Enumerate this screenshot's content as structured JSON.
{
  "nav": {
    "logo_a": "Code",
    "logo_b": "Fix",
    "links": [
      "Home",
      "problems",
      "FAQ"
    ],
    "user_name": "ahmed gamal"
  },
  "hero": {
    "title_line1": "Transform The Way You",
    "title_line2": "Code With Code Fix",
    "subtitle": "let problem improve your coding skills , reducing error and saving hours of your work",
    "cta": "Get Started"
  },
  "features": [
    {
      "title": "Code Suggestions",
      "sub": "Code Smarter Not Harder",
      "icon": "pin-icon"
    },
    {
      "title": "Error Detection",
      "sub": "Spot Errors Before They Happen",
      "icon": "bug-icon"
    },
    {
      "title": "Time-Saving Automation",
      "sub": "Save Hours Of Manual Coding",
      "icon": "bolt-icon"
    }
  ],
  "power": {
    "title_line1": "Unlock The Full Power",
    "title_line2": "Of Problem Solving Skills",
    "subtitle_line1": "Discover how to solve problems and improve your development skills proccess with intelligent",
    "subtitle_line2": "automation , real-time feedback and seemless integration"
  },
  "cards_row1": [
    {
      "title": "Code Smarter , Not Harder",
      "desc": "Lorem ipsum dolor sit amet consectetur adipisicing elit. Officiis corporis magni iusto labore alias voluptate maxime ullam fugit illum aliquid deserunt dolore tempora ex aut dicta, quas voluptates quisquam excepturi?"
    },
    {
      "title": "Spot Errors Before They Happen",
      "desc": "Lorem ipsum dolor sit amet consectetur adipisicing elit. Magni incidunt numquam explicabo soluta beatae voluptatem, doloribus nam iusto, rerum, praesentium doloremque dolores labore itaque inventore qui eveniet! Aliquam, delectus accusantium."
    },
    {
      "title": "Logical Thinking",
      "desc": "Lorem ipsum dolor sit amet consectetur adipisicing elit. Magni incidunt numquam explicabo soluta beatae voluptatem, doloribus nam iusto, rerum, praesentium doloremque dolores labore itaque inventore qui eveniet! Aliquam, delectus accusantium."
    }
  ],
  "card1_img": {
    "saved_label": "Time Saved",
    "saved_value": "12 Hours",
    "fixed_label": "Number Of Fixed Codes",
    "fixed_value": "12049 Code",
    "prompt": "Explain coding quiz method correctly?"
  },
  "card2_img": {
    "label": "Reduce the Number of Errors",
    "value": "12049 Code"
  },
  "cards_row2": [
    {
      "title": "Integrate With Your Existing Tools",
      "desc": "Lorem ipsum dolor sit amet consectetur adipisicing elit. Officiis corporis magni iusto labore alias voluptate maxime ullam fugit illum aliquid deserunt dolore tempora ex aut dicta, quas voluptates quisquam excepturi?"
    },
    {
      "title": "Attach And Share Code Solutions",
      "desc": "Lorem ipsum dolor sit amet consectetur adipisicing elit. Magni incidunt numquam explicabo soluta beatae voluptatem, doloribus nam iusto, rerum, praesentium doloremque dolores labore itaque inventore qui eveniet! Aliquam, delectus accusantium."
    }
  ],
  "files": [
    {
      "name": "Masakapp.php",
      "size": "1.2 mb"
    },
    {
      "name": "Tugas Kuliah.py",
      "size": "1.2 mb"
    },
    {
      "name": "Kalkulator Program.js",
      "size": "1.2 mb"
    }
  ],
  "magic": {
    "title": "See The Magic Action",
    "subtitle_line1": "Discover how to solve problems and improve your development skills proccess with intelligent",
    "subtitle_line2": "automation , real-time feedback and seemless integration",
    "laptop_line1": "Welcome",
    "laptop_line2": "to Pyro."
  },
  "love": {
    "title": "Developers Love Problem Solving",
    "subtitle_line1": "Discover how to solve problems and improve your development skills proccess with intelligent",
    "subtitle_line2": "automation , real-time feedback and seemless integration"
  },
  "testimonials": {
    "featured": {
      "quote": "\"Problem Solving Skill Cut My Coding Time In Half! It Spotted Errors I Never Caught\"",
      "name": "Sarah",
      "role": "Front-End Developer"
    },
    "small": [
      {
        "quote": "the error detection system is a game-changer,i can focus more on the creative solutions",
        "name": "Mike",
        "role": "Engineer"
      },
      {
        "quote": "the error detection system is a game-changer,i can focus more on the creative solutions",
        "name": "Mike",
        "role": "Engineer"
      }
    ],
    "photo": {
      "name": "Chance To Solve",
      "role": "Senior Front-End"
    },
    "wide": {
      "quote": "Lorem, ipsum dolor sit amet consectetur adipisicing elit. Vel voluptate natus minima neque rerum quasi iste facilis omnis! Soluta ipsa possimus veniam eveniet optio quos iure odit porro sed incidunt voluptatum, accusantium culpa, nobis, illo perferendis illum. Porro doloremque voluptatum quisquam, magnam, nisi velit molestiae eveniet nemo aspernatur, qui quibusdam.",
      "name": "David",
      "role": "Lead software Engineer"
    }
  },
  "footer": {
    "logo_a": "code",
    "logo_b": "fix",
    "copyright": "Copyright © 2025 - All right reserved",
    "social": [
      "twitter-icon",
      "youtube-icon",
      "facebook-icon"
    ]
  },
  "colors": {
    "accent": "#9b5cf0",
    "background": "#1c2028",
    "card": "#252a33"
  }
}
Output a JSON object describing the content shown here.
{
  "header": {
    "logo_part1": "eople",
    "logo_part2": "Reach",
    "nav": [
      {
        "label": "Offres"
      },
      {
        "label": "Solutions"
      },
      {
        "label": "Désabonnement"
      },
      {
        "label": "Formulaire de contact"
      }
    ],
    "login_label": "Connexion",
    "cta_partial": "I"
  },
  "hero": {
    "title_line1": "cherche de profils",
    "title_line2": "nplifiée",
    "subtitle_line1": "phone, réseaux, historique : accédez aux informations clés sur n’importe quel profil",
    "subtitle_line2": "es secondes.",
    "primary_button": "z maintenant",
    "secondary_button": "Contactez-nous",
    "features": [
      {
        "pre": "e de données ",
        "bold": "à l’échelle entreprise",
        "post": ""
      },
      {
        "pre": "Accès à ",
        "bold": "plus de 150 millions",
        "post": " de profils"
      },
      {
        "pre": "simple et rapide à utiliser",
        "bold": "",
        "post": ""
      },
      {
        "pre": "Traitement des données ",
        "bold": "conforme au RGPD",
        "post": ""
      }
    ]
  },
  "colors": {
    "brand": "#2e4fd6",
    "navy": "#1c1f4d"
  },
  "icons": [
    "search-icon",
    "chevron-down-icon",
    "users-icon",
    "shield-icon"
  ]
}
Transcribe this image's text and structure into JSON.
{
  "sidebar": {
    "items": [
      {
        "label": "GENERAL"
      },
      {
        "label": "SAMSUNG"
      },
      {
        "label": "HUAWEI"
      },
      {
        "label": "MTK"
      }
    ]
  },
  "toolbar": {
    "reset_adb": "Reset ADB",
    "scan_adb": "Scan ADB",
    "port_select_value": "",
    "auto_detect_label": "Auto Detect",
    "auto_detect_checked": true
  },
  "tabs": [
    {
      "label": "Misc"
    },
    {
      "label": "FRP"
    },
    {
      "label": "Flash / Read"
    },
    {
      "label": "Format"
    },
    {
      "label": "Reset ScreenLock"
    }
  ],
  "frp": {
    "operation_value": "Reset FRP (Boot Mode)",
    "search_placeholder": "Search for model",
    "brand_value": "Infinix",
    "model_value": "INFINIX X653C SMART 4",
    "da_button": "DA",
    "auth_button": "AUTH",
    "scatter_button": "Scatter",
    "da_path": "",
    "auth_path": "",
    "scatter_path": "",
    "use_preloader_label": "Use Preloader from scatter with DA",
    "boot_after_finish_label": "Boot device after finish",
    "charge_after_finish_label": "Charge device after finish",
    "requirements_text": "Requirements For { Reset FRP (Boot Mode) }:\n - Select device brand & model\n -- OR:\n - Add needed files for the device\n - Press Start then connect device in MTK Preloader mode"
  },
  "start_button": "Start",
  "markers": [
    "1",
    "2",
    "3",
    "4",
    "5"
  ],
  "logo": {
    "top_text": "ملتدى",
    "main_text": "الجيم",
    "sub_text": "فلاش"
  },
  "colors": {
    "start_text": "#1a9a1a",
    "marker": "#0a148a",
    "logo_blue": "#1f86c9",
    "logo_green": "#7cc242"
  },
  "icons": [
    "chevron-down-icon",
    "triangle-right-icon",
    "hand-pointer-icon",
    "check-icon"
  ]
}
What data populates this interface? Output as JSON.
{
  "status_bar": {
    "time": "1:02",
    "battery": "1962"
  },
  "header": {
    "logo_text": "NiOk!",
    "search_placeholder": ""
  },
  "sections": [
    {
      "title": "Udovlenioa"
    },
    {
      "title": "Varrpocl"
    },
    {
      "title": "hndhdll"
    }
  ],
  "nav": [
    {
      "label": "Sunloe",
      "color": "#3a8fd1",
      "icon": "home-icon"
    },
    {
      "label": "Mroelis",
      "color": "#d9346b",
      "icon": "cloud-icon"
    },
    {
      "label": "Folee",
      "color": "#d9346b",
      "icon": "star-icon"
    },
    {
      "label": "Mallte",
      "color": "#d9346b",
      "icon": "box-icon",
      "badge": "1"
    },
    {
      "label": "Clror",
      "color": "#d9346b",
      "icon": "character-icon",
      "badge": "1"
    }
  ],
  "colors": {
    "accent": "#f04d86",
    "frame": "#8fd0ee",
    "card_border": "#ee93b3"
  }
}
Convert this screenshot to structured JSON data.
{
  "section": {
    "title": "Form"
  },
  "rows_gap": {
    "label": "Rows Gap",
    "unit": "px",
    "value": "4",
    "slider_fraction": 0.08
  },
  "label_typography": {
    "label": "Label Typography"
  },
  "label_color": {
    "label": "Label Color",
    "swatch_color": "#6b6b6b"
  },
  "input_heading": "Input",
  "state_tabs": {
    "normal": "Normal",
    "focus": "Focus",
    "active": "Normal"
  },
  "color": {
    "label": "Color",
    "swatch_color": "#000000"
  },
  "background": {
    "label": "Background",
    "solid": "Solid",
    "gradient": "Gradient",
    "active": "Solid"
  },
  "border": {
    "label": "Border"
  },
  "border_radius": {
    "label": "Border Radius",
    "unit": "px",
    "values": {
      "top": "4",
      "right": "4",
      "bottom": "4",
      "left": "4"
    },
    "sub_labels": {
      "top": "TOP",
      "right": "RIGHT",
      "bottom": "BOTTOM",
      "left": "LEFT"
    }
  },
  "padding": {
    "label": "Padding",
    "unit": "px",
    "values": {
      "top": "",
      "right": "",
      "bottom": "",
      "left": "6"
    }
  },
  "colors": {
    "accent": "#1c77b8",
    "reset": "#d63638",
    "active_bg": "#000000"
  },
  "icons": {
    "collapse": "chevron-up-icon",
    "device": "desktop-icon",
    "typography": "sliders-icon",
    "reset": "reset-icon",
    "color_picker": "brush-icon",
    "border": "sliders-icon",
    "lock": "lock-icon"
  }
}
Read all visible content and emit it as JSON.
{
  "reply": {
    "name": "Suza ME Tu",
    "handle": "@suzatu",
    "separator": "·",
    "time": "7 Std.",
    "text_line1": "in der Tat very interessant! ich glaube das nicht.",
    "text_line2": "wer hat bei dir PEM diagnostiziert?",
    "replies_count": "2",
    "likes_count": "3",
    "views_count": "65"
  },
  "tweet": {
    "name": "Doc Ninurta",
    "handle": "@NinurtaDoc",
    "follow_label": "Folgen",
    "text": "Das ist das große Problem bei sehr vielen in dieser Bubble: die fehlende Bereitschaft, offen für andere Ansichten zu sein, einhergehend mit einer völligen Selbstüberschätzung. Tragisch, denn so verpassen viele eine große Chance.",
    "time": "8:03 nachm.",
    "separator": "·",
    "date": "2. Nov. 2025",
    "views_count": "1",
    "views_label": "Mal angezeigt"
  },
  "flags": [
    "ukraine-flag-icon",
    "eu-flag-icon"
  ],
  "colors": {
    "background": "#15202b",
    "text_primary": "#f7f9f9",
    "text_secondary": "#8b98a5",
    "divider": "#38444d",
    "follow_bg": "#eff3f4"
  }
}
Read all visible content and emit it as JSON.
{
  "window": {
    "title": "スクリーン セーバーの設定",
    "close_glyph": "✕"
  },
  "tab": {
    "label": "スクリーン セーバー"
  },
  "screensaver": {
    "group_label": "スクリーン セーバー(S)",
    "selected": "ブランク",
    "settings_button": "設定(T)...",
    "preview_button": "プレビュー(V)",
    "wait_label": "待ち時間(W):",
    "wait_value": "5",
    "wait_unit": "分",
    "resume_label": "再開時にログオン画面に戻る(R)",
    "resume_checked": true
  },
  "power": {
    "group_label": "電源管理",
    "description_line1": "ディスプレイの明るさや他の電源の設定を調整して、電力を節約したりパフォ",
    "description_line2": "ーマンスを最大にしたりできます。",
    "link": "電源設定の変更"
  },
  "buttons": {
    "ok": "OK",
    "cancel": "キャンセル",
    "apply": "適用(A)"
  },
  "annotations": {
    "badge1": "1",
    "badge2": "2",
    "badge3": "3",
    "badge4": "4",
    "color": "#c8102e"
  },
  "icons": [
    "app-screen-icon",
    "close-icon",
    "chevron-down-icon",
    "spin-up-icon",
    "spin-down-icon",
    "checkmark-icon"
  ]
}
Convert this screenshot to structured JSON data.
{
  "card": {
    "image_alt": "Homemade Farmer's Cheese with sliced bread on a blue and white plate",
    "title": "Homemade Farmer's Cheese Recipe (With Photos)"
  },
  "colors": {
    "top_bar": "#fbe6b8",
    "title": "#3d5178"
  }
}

WHAT THE EXERCISE ASKS →
Among the lines above, determine how many hold the word "スクリーン"; report the figure alone.

FINISHED EXERCISE →
3